▸ TO DO: Below is a listing; copy all of it exactly.

▸ SUPPLIED MATERIAL:
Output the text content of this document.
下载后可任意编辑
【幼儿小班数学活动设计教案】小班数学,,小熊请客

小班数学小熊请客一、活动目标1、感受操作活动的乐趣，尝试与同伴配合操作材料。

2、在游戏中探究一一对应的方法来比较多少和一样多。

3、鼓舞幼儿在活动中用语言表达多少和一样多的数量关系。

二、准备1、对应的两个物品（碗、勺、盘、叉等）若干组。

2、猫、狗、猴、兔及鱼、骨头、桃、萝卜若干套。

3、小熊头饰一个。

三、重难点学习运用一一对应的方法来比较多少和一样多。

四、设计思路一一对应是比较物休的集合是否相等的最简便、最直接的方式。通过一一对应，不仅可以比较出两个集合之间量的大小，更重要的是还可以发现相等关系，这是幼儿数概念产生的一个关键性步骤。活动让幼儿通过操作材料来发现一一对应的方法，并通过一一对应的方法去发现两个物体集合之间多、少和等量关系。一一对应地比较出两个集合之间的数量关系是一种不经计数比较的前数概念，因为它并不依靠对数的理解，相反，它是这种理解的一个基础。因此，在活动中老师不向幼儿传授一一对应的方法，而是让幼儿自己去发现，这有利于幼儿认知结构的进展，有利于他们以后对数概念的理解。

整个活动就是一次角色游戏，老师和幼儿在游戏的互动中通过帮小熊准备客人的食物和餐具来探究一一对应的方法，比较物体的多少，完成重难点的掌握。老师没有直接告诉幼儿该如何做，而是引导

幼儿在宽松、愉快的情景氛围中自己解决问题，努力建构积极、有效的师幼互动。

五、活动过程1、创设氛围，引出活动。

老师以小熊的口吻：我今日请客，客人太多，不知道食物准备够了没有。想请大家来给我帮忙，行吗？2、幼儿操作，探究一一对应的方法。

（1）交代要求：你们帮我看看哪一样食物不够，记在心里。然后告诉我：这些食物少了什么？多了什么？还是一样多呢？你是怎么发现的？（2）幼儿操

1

▸ TASK RESPONSE:
Output the text content of this document.
下载后可任意编辑
【幼儿小班数学活动设计教案】小班数学,,小熊请客

小班数学小熊请客一、活动目标1、感受操作活动的乐趣，尝试与同伴配合操作材料。

2、在游戏中探究一一对应的方法来比较多少和一样多。

3、鼓舞幼儿在活动中用语言表达多少和一样多的数量关系。

二、准备1、对应的两个物品（碗、勺、盘、叉等）若干组。

2、猫、狗、猴、兔及鱼、骨头、桃、萝卜若干套。

3、小熊头饰一个。

三、重难点学习运用一一对应的方法来比较多少和一样多。

四、设计思路一一对应是比较物休的集合是否相等的最简便、最直接的方式。通过一一对应，不仅可以比较出两个集合之间量的大小，更重要的是还可以发现相等关系，这是幼儿数概念产生的一个关键性步骤。活动让幼儿通过操作材料来发现一一对应的方法，并通过一一对应的方法去发现两个物体集合之间多、少和等量关系。一一对应地比较出两个集合之间的数量关系是一种不经计数比较的前数概念，因为它并不依靠对数的理解，相反，它是这种理解的一个基础。因此，在活动中老师不向幼儿传授一一对应的方法，而是让幼儿自己去发现，这有利于幼儿认知结构的进展，有利于他们以后对数概念的理解。

整个活动就是一次角色游戏，老师和幼儿在游戏的互动中通过帮小熊准备客人的食物和餐具来探究一一对应的方法，比较物体的多少，完成重难点的掌握。老师没有直接告诉幼儿该如何做，而是引导

幼儿在宽松、愉快的情景氛围中自己解决问题，努力建构积极、有效的师幼互动。

五、活动过程1、创设氛围，引出活动。

老师以小熊的口吻：我今日请客，客人太多，不知道食物准备够了没有。想请大家来给我帮忙，行吗？2、幼儿操作，探究一一对应的方法。

（1）交代要求：你们帮我看看哪一样食物不够，记在心里。然后告诉我：这些食物少了什么？多了什么？还是一样多呢？你是怎么发现的？（2）幼儿操

1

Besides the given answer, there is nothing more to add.